**WORK TO BE COMPLETED**: From the entries below, copy every line where the string "Weekly" appears.

**RECORDED DATA**:
[BEGIN]
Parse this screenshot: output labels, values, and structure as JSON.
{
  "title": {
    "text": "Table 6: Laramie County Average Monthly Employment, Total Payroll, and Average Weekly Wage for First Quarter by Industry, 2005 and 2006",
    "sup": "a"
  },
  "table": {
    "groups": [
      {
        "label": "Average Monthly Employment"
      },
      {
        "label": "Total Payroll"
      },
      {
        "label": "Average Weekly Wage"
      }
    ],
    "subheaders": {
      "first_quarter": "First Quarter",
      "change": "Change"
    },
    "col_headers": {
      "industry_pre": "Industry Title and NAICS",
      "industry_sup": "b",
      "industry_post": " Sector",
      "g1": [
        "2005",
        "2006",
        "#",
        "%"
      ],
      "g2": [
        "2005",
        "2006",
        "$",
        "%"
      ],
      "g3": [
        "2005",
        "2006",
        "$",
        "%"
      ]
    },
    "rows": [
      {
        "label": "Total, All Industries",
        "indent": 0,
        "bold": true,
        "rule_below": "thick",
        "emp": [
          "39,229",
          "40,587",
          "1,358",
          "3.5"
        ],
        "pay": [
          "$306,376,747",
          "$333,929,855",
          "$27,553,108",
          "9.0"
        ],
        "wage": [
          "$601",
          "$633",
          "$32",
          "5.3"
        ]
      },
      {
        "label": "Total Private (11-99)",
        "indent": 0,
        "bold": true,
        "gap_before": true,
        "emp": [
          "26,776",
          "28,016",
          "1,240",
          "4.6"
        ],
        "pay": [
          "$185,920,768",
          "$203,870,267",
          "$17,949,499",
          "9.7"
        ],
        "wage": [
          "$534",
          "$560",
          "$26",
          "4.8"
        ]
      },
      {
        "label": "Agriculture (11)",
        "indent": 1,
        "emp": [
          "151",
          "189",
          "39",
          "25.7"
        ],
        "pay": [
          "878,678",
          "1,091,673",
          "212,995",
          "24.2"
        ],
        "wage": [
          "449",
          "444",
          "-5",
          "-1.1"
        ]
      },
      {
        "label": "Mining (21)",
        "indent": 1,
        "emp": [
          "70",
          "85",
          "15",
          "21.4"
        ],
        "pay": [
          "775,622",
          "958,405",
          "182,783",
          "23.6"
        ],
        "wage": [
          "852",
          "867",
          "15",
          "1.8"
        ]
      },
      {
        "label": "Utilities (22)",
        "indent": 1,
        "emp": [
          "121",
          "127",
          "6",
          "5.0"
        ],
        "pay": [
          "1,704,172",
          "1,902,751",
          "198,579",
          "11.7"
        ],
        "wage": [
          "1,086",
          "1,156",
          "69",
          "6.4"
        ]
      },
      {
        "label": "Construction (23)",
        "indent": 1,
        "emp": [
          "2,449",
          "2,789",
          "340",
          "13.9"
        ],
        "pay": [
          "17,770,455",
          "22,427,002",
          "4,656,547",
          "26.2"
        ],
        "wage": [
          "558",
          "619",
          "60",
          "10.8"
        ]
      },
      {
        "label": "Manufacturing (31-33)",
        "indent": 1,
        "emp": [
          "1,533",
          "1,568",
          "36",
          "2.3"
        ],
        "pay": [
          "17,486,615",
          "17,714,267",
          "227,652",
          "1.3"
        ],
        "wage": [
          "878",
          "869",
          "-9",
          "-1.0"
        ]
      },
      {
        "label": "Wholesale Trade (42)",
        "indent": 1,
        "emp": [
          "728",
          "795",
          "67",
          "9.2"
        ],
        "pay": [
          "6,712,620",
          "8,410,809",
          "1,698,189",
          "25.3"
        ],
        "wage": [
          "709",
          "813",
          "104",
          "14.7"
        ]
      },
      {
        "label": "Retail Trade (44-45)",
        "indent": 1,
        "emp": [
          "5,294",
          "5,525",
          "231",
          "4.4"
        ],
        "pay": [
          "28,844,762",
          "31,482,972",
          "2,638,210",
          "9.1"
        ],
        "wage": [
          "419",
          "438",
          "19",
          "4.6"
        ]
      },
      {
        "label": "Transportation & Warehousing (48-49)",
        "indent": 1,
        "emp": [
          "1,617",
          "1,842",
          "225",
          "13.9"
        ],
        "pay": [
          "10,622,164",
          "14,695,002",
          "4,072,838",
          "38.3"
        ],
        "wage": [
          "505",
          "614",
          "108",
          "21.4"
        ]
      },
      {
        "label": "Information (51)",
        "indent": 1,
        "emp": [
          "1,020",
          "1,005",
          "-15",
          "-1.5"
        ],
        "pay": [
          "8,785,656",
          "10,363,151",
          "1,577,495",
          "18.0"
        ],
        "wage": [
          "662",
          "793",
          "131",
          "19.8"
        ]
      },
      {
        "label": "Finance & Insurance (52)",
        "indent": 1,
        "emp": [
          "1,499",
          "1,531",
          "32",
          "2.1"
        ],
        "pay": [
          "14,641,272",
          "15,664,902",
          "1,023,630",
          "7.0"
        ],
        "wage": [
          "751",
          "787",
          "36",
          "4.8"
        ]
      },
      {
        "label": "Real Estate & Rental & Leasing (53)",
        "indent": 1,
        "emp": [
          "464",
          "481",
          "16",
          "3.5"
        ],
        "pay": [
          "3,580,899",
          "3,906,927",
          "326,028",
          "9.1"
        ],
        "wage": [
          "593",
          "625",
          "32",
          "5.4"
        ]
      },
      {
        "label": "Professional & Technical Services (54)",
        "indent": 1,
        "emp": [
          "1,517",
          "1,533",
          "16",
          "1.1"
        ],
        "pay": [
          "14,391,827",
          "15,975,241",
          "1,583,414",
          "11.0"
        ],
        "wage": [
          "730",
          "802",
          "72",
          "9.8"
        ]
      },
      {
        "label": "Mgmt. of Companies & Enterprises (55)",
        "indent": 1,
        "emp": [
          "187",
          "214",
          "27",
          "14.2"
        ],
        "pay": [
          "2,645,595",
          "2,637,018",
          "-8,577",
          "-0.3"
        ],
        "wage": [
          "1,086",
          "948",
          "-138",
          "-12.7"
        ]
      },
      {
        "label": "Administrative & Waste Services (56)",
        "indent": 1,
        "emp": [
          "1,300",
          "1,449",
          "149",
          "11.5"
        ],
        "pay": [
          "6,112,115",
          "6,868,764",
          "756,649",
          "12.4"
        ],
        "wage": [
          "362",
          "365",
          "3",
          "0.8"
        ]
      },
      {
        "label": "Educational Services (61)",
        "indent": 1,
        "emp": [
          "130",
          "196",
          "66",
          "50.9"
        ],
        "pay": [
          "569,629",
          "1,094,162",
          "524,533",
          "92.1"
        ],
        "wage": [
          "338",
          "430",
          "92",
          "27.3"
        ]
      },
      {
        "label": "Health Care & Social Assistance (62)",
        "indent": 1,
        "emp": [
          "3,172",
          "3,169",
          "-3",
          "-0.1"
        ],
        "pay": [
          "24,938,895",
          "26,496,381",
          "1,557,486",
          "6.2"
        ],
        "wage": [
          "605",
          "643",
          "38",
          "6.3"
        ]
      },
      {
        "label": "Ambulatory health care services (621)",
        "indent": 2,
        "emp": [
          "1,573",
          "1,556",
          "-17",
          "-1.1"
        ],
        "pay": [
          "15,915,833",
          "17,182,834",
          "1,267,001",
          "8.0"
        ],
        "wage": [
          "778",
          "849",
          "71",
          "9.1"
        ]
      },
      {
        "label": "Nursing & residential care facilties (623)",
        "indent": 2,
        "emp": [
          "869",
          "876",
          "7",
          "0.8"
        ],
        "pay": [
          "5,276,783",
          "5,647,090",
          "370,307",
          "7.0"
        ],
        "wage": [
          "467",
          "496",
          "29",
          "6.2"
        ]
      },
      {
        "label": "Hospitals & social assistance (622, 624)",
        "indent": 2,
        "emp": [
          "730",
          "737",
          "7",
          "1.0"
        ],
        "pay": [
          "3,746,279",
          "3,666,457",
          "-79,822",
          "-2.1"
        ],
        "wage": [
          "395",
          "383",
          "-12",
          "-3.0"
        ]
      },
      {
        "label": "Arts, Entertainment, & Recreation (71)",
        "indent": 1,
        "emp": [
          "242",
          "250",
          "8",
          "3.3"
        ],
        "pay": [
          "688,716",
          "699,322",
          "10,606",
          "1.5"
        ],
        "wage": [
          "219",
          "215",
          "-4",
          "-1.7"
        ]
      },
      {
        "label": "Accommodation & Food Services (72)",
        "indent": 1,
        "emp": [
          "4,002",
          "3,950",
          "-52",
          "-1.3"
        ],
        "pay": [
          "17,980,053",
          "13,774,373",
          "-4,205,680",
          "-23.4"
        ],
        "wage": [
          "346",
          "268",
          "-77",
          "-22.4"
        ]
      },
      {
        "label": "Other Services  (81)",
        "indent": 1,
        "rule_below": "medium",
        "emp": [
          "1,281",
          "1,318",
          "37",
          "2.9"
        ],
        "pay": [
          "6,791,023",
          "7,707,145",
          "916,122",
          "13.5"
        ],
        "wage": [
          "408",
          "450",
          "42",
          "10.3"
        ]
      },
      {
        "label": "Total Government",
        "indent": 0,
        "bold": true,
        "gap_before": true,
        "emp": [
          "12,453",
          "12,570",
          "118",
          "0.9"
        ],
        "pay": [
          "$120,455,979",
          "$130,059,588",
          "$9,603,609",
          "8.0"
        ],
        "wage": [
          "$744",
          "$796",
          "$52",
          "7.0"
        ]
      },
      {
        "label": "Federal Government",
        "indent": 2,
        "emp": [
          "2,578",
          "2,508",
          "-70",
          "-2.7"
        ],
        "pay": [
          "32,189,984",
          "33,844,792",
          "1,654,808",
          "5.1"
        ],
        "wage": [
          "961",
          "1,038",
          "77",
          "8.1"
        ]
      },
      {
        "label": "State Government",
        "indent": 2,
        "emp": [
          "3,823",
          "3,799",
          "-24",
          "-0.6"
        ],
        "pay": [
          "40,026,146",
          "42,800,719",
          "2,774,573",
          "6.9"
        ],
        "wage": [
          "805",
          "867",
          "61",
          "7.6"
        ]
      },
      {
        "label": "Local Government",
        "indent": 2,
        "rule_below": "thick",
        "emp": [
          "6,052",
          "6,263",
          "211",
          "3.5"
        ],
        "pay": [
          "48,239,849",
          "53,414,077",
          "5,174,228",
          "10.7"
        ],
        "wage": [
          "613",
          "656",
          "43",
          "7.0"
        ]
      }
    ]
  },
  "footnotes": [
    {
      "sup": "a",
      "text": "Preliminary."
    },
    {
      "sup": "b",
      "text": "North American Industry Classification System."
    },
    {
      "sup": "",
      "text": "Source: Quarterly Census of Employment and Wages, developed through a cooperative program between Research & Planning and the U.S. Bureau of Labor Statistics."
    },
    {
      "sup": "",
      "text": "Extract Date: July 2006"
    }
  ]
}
[END]
**RESULT OF THE TASK**:
    "text": "Table 6: Laramie County Average Monthly Employment, Total Payroll, and Average Weekly Wage for First Quarter by Industry, 2005 and 2006",
        "label": "Average Weekly Wage"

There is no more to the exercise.